[Stored data entries]
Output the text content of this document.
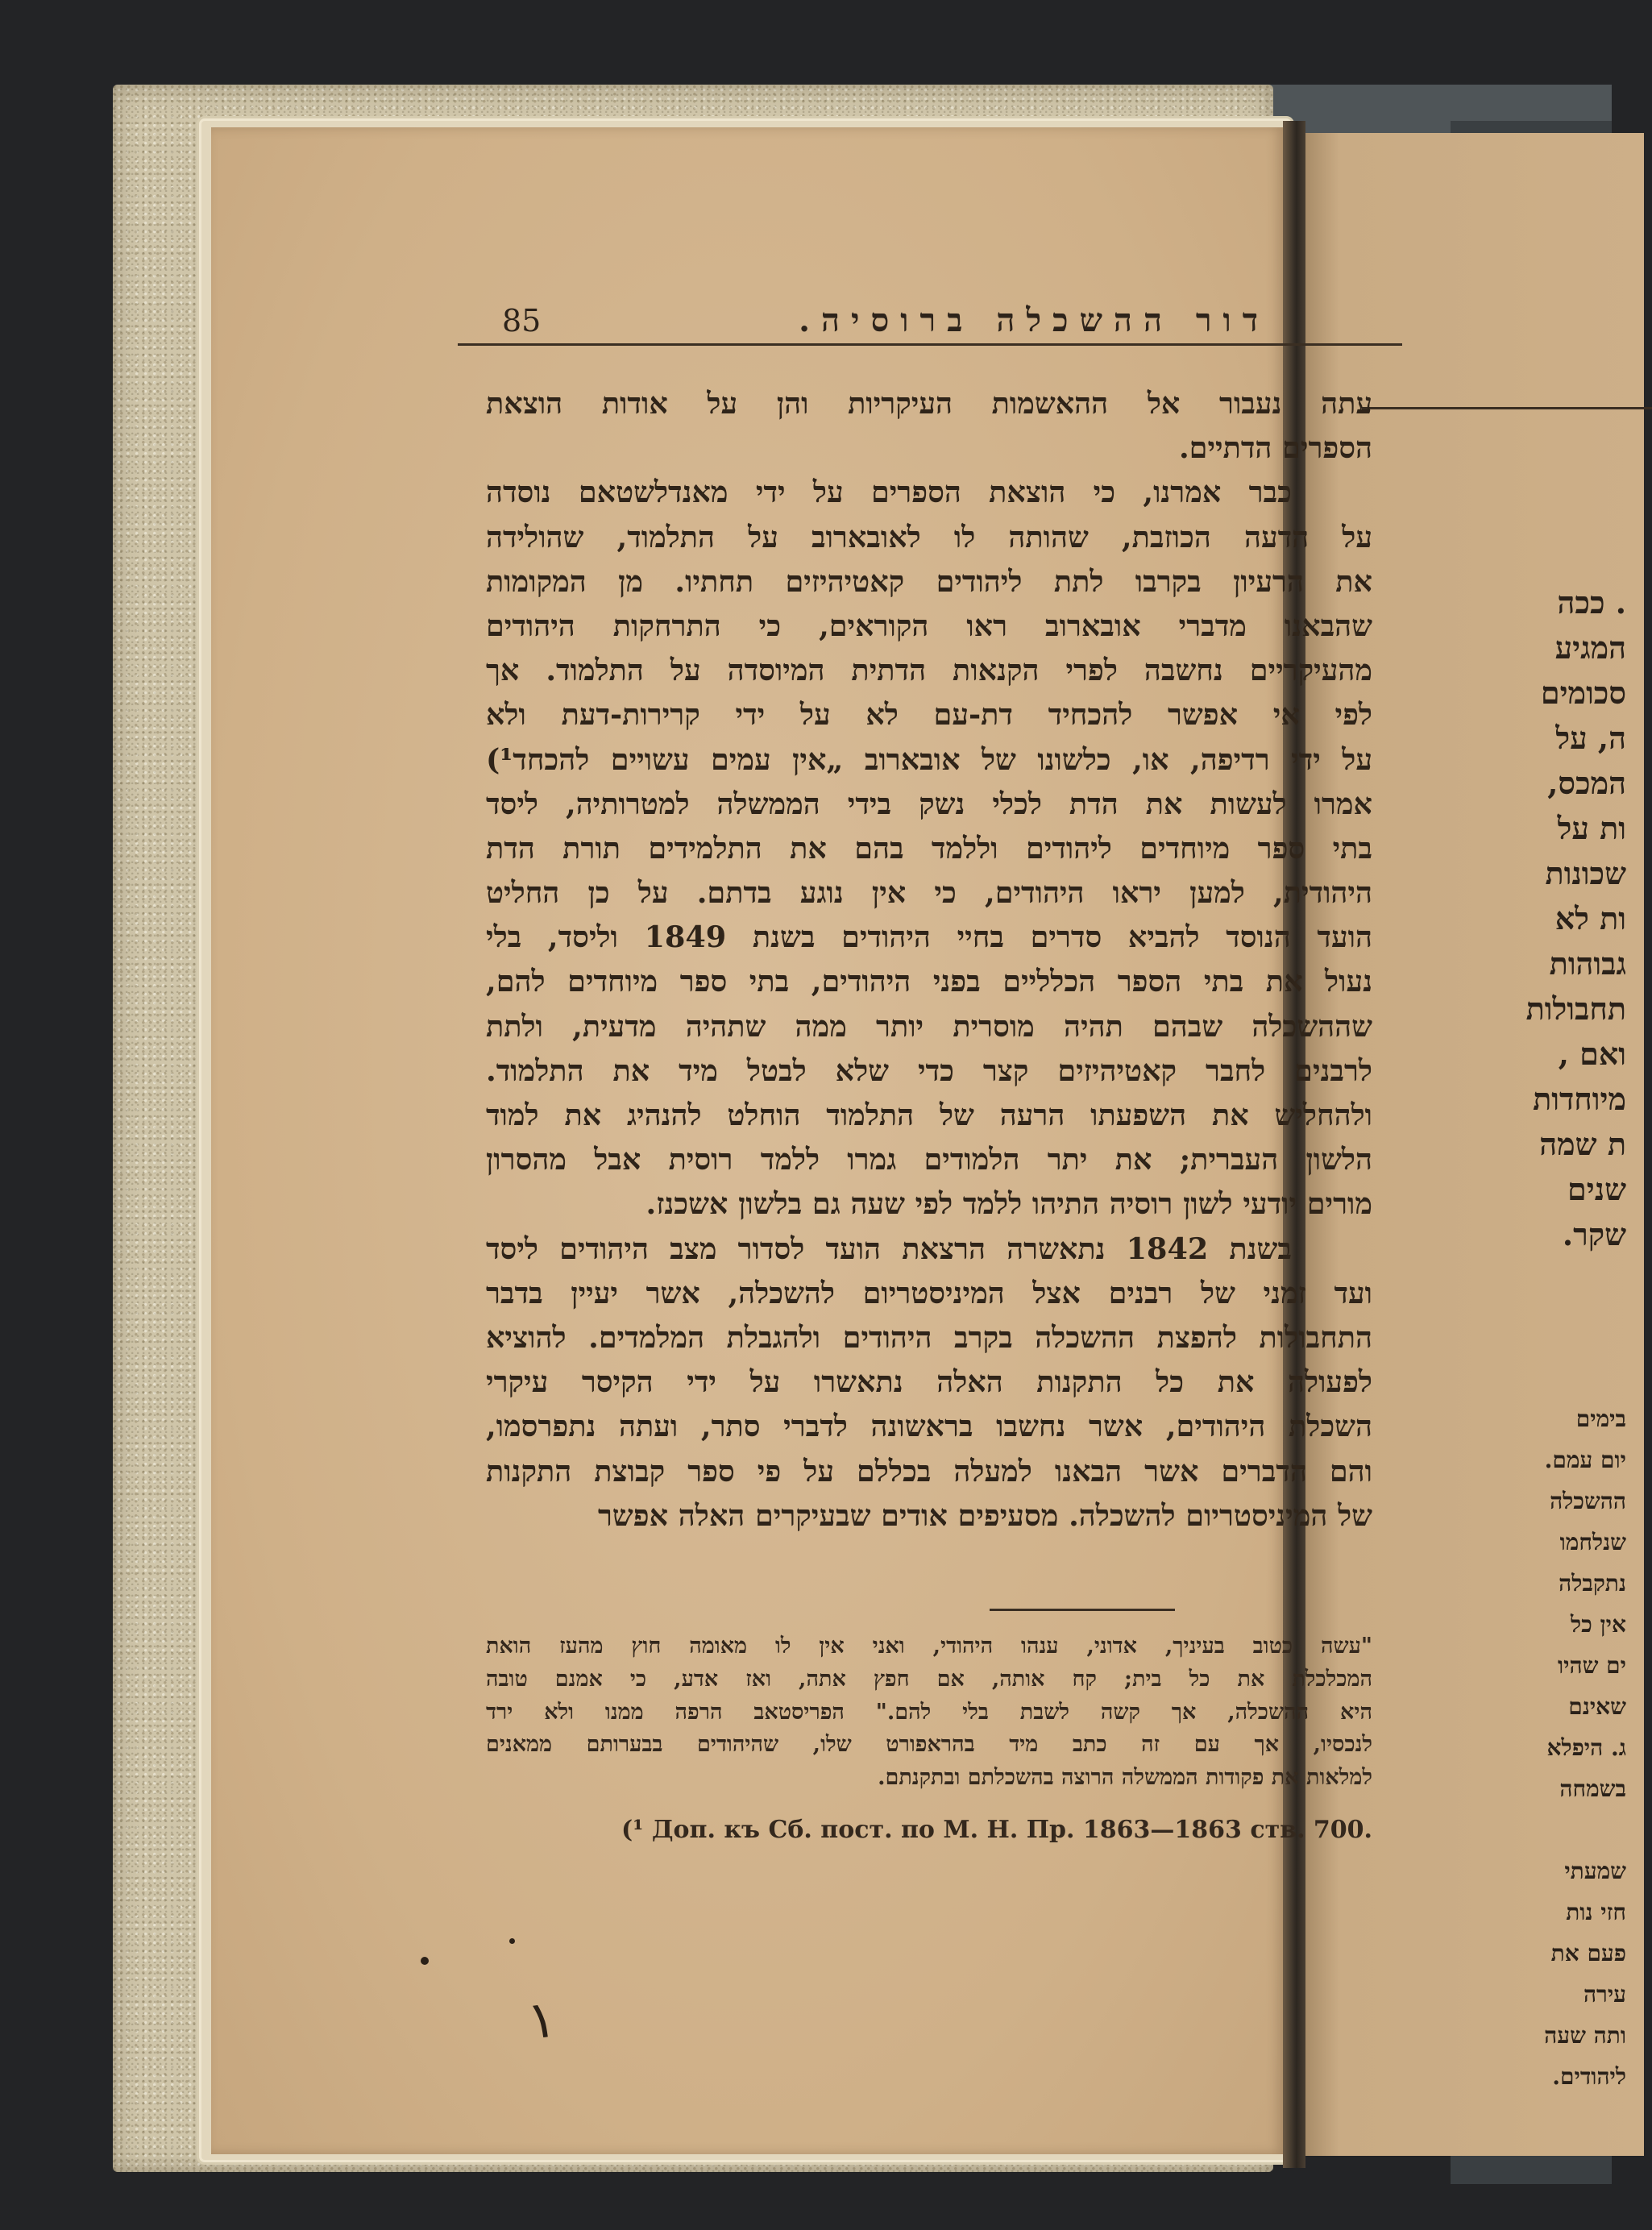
. ככה
המגיע
סכומים
ה, על
המכס,
ות על
שכונות
ות לא
גבוהות
תחבולות
ואם ,
מיוחדות
ת שמה
שנים
שקר.
בימים
יום עמם.
ההשכלה
שנלחמו
נתקבלה
אין כל
ים שהיו
שאינם
ג. היפלא
בשמחה
שמעתי
חזי נות
פעם את
עירה
ותה שעה
ליהודים.
85	דור ההשכלה ברוסיה.
עתה נעבור אל ההאשמות העיקריות והן על אודות הוצאת
הספרים הדתיים.
כבר אמרנו, כי הוצאת הספרים על ידי מאנדלשטאם נוסדה
על הדעה הכוזבת, שהותה לו לאובארוב על התלמוד, שהולידה
את הרעיון בקרבו לתת ליהודים קאטיהיזים תחתיו. מן המקומות
שהבאנו מדברי אובארוב ראו הקוראים, כי התרחקות היהודים
מהעיקריים נחשבה לפרי הקנאות הדתית המיוסדה על התלמוד. אך
לפי אי אפשר להכחיד דת-עם לא על ידי קרירות-דעת ולא
על ידי רדיפה, או, כלשונו של אובארוב „אין עמים עשויים להכחד¹)
אמרו לעשות את הדת לכלי נשק בידי הממשלה למטרותיה, ליסד
בתי ספר מיוחדים ליהודים וללמד בהם את התלמידים תורת הדת
היהודית, למען יראו היהודים, כי אין נוגע בדתם. על כן החליט
הועד הנוסד להביא סדרים בחיי היהודים בשנת 1849 וליסד, בלי
נעול את בתי הספר הכלליים בפני היהודים, בתי ספר מיוחדים להם,
שההשכלה שבהם תהיה מוסרית יותר ממה שתהיה מדעית, ולתת
לרבנים לחבר קאטיהיזים קצר כדי שלא לבטל מיד את התלמוד.
ולהחליש את השפעתו הרעה של התלמוד הוחלט להנהיג את למוד
הלשון העברית; את יתר הלמודים גמרו ללמד רוסית אבל מהסרון
מורים יודעי לשון רוסיה התיהו ללמד לפי שעה גם בלשון אשכנז.
בשנת 1842 נתאשרה הרצאת הועד לסדור מצב היהודים ליסד
ועד זמני של רבנים אצל המיניסטריום להשכלה, אשר יעיין בדבר
התחבולות להפצת ההשכלה בקרב היהודים ולהגבלת המלמדים. להוציא
לפעולה את כל התקנות האלה נתאשרו על ידי הקיסר עיקרי
השכלת היהודים, אשר נחשבו בראשונה לדברי סתר, ועתה נתפרסמו,
והם הדברים אשר הבאנו למעלה בכללם על פי ספר קבוצת התקנות
של המיניסטריום להשכלה. מסעיפים אודים שבעיקרים האלה אפשר
"עשה כטוב בעיניך, אדוני, ענהו היהודי, ואני אין לו מאומה חוץ מהעז הואת
המכלכלת את כל בית; קח אותה, אם חפץ אתה, ואז אדע, כי אמנם טובה
היא ההשכלה, אך קשה לשבת בלי להם." הפריסטאב הרפה ממנו ולא ירד
לנכסיו, אך עם זה כתב מיד בהראפורט שלו, שהיהודים בבערותם ממאנים
למלאות את פקודות הממשלה הרוצה בהשכלתם ובתקנתם.
(¹ Доп. къ Сб. пост. по М. Н. Пр. 1863—1863 ств. 700.
١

(Problem statement)
Leave the images out and output the remaining material exactly as it stands.

(Solution to the problem)
Output the text content of this document.
. ככה
המגיע
סכומים
ה, על
המכס,
ות על
שכונות
ות לא
גבוהות
תחבולות
ואם ,
מיוחדות
ת שמה
שנים
שקר.
בימים
יום עמם.
ההשכלה
שנלחמו
נתקבלה
אין כל
ים שהיו
שאינם
ג. היפלא
בשמחה
שמעתי
חזי נות
פעם את
עירה
ותה שעה
ליהודים.
85	דור ההשכלה ברוסיה.
עתה נעבור אל ההאשמות העיקריות והן על אודות הוצאת
הספרים הדתיים.
כבר אמרנו, כי הוצאת הספרים על ידי מאנדלשטאם נוסדה
על הדעה הכוזבת, שהותה לו לאובארוב על התלמוד, שהולידה
את הרעיון בקרבו לתת ליהודים קאטיהיזים תחתיו. מן המקומות
שהבאנו מדברי אובארוב ראו הקוראים, כי התרחקות היהודים
מהעיקריים נחשבה לפרי הקנאות הדתית המיוסדה על התלמוד. אך
לפי אי אפשר להכחיד דת-עם לא על ידי קרירות-דעת ולא
על ידי רדיפה, או, כלשונו של אובארוב „אין עמים עשויים להכחד¹)
אמרו לעשות את הדת לכלי נשק בידי הממשלה למטרותיה, ליסד
בתי ספר מיוחדים ליהודים וללמד בהם את התלמידים תורת הדת
היהודית, למען יראו היהודים, כי אין נוגע בדתם. על כן החליט
הועד הנוסד להביא סדרים בחיי היהודים בשנת 1849 וליסד, בלי
נעול את בתי הספר הכלליים בפני היהודים, בתי ספר מיוחדים להם,
שההשכלה שבהם תהיה מוסרית יותר ממה שתהיה מדעית, ולתת
לרבנים לחבר קאטיהיזים קצר כדי שלא לבטל מיד את התלמוד.
ולהחליש את השפעתו הרעה של התלמוד הוחלט להנהיג את למוד
הלשון העברית; את יתר הלמודים גמרו ללמד רוסית אבל מהסרון
מורים יודעי לשון רוסיה התיהו ללמד לפי שעה גם בלשון אשכנז.
בשנת 1842 נתאשרה הרצאת הועד לסדור מצב היהודים ליסד
ועד זמני של רבנים אצל המיניסטריום להשכלה, אשר יעיין בדבר
התחבולות להפצת ההשכלה בקרב היהודים ולהגבלת המלמדים. להוציא
לפעולה את כל התקנות האלה נתאשרו על ידי הקיסר עיקרי
השכלת היהודים, אשר נחשבו בראשונה לדברי סתר, ועתה נתפרסמו,
והם הדברים אשר הבאנו למעלה בכללם על פי ספר קבוצת התקנות
של המיניסטריום להשכלה. מסעיפים אודים שבעיקרים האלה אפשר
"עשה כטוב בעיניך, אדוני, ענהו היהודי, ואני אין לו מאומה חוץ מהעז הואת
המכלכלת את כל בית; קח אותה, אם חפץ אתה, ואז אדע, כי אמנם טובה
היא ההשכלה, אך קשה לשבת בלי להם." הפריסטאב הרפה ממנו ולא ירד
לנכסיו, אך עם זה כתב מיד בהראפורט שלו, שהיהודים בבערותם ממאנים
למלאות את פקודות הממשלה הרוצה בהשכלתם ובתקנתם.
(¹ Доп. къ Сб. пост. по М. Н. Пр. 1863—1863 ств. 700.
١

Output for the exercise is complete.